START Exercise inputs

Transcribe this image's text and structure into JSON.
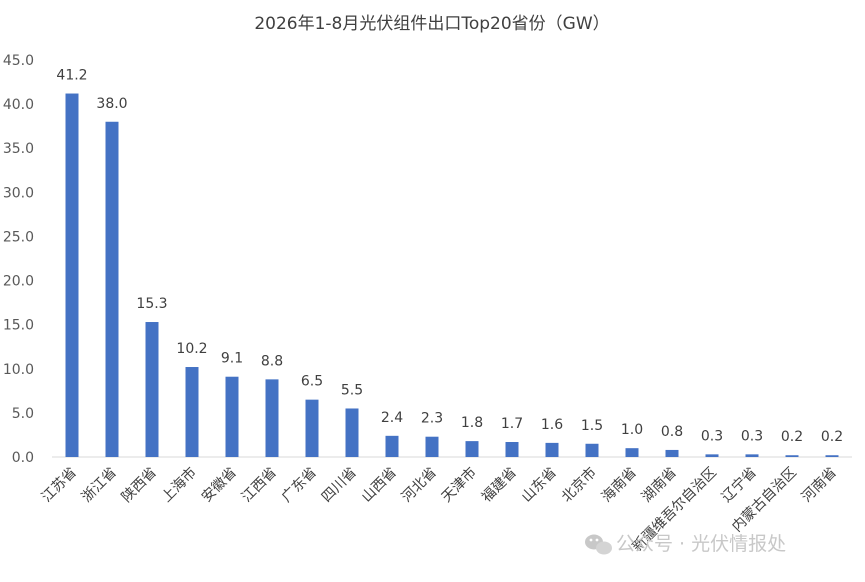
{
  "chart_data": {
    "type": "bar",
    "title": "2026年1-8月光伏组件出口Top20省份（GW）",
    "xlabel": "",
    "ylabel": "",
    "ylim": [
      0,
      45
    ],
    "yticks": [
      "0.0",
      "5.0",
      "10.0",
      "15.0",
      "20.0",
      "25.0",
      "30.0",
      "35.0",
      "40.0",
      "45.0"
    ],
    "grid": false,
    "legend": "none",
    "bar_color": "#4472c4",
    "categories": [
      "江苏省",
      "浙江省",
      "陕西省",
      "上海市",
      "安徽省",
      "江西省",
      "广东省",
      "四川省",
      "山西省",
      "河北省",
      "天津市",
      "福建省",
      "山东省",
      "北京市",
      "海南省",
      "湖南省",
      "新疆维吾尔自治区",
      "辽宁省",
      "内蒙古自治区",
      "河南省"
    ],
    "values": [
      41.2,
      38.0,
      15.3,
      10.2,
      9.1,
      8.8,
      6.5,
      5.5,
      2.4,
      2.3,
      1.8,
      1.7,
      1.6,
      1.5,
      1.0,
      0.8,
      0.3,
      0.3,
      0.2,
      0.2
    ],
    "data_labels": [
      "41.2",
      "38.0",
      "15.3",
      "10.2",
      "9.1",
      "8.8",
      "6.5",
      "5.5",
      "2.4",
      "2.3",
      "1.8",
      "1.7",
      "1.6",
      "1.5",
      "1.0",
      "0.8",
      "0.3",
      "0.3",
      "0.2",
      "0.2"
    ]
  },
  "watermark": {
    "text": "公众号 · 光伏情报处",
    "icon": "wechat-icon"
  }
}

END Exercise inputs

> [The problem]: Where a line of the entries contains the word "text", copy that line.

> [Solution]:
Transcribe this image's text and structure into JSON.
    "text": "公众号 · 光伏情报处",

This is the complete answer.